Rewrite every line of the records below as a JSON list of strings, with one string per line and blank lines omitted.

(Element and region data)
_ _ _ _
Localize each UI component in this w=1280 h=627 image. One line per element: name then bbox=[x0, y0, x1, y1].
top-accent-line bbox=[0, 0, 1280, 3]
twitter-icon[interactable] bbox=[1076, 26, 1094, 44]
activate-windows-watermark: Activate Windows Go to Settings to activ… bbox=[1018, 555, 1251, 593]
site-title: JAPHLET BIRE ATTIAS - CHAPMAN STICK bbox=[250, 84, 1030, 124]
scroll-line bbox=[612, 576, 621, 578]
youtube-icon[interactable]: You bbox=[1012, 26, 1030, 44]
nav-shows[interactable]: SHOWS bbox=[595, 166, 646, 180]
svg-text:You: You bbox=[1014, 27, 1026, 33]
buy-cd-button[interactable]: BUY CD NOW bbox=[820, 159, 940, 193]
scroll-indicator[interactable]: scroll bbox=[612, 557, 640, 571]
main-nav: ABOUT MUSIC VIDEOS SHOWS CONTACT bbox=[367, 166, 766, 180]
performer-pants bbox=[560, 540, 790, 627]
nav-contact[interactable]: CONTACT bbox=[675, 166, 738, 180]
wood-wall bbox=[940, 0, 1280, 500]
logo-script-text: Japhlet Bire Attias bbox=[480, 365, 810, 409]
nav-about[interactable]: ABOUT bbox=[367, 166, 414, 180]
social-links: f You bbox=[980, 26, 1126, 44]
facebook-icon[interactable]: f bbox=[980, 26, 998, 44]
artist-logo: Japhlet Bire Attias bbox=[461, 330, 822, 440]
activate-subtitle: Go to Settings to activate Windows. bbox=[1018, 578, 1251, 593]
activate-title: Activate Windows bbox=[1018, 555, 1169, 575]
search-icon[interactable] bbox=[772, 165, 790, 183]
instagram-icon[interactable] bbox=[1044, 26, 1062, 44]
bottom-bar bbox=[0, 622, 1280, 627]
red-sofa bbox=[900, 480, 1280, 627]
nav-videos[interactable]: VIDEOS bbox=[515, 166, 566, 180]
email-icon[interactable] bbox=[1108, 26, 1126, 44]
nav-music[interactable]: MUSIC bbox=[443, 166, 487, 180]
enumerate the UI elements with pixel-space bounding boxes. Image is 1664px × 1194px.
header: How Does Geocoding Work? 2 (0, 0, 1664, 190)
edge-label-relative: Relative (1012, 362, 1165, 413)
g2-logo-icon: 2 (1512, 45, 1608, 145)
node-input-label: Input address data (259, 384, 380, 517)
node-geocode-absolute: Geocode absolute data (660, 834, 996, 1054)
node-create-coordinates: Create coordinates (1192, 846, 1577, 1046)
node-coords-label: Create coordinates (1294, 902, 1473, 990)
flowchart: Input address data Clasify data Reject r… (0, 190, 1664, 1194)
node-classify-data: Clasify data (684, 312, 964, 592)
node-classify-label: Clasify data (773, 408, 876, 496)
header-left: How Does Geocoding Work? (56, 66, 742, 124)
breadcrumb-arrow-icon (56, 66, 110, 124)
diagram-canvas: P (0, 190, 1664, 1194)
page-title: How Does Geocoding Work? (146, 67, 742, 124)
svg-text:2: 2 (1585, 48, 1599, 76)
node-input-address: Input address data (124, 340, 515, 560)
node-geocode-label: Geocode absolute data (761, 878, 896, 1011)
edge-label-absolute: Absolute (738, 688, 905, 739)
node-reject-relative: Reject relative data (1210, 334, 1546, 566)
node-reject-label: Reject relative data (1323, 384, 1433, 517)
_ _ _ _
◆ **Correct output**:
[
  "Localize each UI component in this w=1280 h=627 image. One line per element: name then bbox=[x0, y0, x1, y1].",
  "top-accent-line bbox=[0, 0, 1280, 3]",
  "twitter-icon[interactable] bbox=[1076, 26, 1094, 44]",
  "activate-windows-watermark: Activate Windows Go to Settings to activ… bbox=[1018, 555, 1251, 593]",
  "site-title: JAPHLET BIRE ATTIAS - CHAPMAN STICK bbox=[250, 84, 1030, 124]",
  "scroll-line bbox=[612, 576, 621, 578]",
  "youtube-icon[interactable]: You bbox=[1012, 26, 1030, 44]",
  "nav-shows[interactable]: SHOWS bbox=[595, 166, 646, 180]",
  "svg-text:You: You bbox=[1014, 27, 1026, 33]",
  "buy-cd-button[interactable]: BUY CD NOW bbox=[820, 159, 940, 193]",
  "scroll-indicator[interactable]: scroll bbox=[612, 557, 640, 571]",
  "main-nav: ABOUT MUSIC VIDEOS SHOWS CONTACT bbox=[367, 166, 766, 180]",
  "performer-pants bbox=[560, 540, 790, 627]",
  "nav-contact[interactable]: CONTACT bbox=[675, 166, 738, 180]",
  "wood-wall bbox=[940, 0, 1280, 500]",
  "logo-script-text: Japhlet Bire Attias bbox=[480, 365, 810, 409]",
  "nav-about[interactable]: ABOUT bbox=[367, 166, 414, 180]",
  "social-links: f You bbox=[980, 26, 1126, 44]",
  "facebook-icon[interactable]: f bbox=[980, 26, 998, 44]",
  "artist-logo: Japhlet Bire Attias bbox=[461, 330, 822, 440]",
  "activate-subtitle: Go to Settings to activate Windows. bbox=[1018, 578, 1251, 593]",
  "activate-title: Activate Windows bbox=[1018, 555, 1169, 575]",
  "search-icon[interactable] bbox=[772, 165, 790, 183]",
  "instagram-icon[interactable] bbox=[1044, 26, 1062, 44]",
  "bottom-bar bbox=[0, 622, 1280, 627]",
  "red-sofa bbox=[900, 480, 1280, 627]",
  "nav-videos[interactable]: VIDEOS bbox=[515, 166, 566, 180]",
  "email-icon[interactable] bbox=[1108, 26, 1126, 44]",
  "nav-music[interactable]: MUSIC bbox=[443, 166, 487, 180]",
  "enumerate the UI elements with pixel-space bounding boxes. Image is 1664px × 1194px.",
  "header: How Does Geocoding Work? 2 (0, 0, 1664, 190)",
  "edge-label-relative: Relative (1012, 362, 1165, 413)",
  "g2-logo-icon: 2 (1512, 45, 1608, 145)",
  "node-input-label: Input address data (259, 384, 380, 517)",
  "node-geocode-absolute: Geocode absolute data (660, 834, 996, 1054)",
  "node-create-coordinates: Create coordinates (1192, 846, 1577, 1046)",
  "node-coords-label: Create coordinates (1294, 902, 1473, 990)",
  "flowchart: Input address data Clasify data Reject r… (0, 190, 1664, 1194)",
  "node-classify-data: Clasify data (684, 312, 964, 592)",
  "node-classify-label: Clasify data (773, 408, 876, 496)",
  "header-left: How Does Geocoding Work? (56, 66, 742, 124)",
  "breadcrumb-arrow-icon (56, 66, 110, 124)",
  "diagram-canvas: P (0, 190, 1664, 1194)",
  "page-title: How Does Geocoding Work? (146, 67, 742, 124)",
  "svg-text:2: 2 (1585, 48, 1599, 76)",
  "node-input-address: Input address data (124, 340, 515, 560)",
  "node-geocode-label: Geocode absolute data (761, 878, 896, 1011)",
  "edge-label-absolute: Absolute (738, 688, 905, 739)",
  "node-reject-relative: Reject relative data (1210, 334, 1546, 566)",
  "node-reject-label: Reject relative data (1323, 384, 1433, 517)"
]